A run of records:
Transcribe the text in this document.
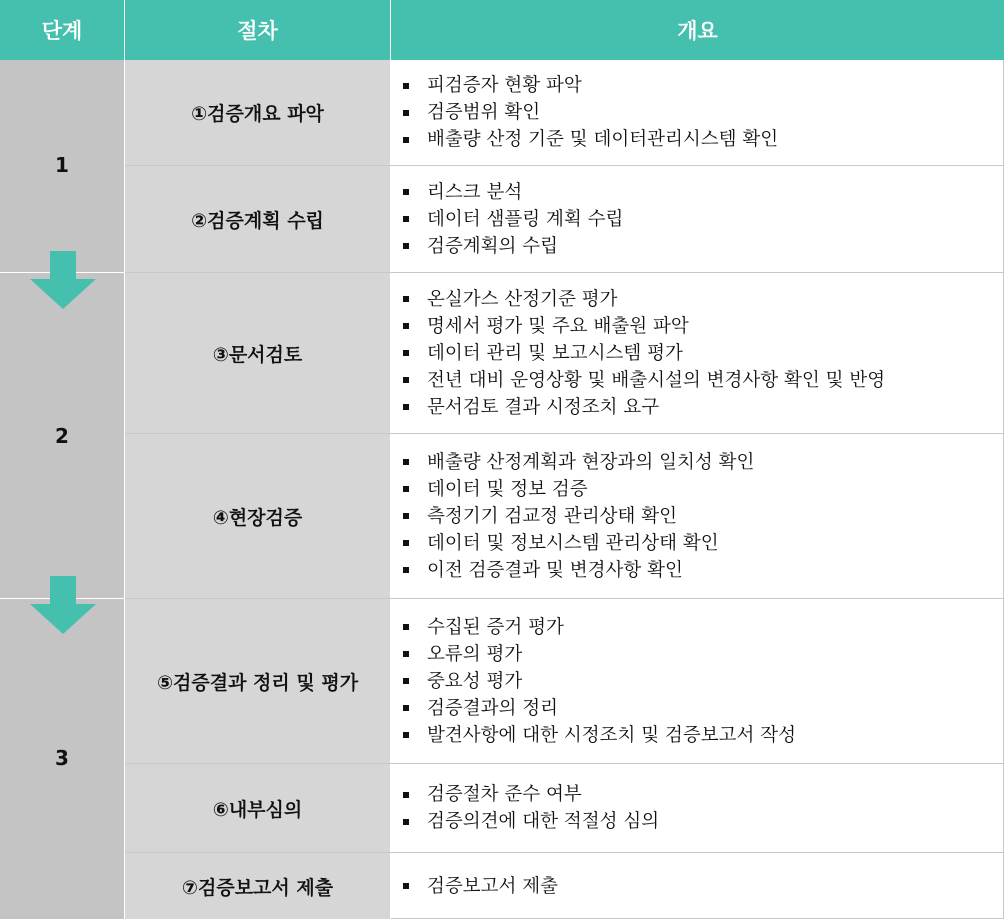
단계	절차	개요
1
2
3
①검증개요 파악
②검증계획 수립
③문서검토
④현장검증
⑤검증결과 정리 및 평가
⑥내부심의
⑦검증보고서 제출
피검증자 현황 파악
검증범위 확인
배출량 산정 기준 및 데이터관리시스템 확인
리스크 분석
데이터 샘플링 계획 수립
검증계획의 수립
온실가스 산정기준 평가
명세서 평가 및 주요 배출원 파악
데이터 관리 및 보고시스템 평가
전년 대비 운영상황 및 배출시설의 변경사항 확인 및 반영
문서검토 결과 시정조치 요구
배출량 산정계획과 현장과의 일치성 확인
데이터 및 정보 검증
측정기기 검교정 관리상태 확인
데이터 및 정보시스템 관리상태 확인
이전 검증결과 및 변경사항 확인
수집된 증거 평가
오류의 평가
중요성 평가
검증결과의 정리
발견사항에 대한 시정조치 및 검증보고서 작성
검증절차 준수 여부
검증의견에 대한 적절성 심의
검증보고서 제출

TO DO ::
Print all of the entries word for word. Skip any images they contain.

COMPLETE OUTPUT ::
Transcribe the text in this document.
단계	절차	개요
1
2
3
①검증개요 파악
②검증계획 수립
③문서검토
④현장검증
⑤검증결과 정리 및 평가
⑥내부심의
⑦검증보고서 제출
피검증자 현황 파악
검증범위 확인
배출량 산정 기준 및 데이터관리시스템 확인
리스크 분석
데이터 샘플링 계획 수립
검증계획의 수립
온실가스 산정기준 평가
명세서 평가 및 주요 배출원 파악
데이터 관리 및 보고시스템 평가
전년 대비 운영상황 및 배출시설의 변경사항 확인 및 반영
문서검토 결과 시정조치 요구
배출량 산정계획과 현장과의 일치성 확인
데이터 및 정보 검증
측정기기 검교정 관리상태 확인
데이터 및 정보시스템 관리상태 확인
이전 검증결과 및 변경사항 확인
수집된 증거 평가
오류의 평가
중요성 평가
검증결과의 정리
발견사항에 대한 시정조치 및 검증보고서 작성
검증절차 준수 여부
검증의견에 대한 적절성 심의
검증보고서 제출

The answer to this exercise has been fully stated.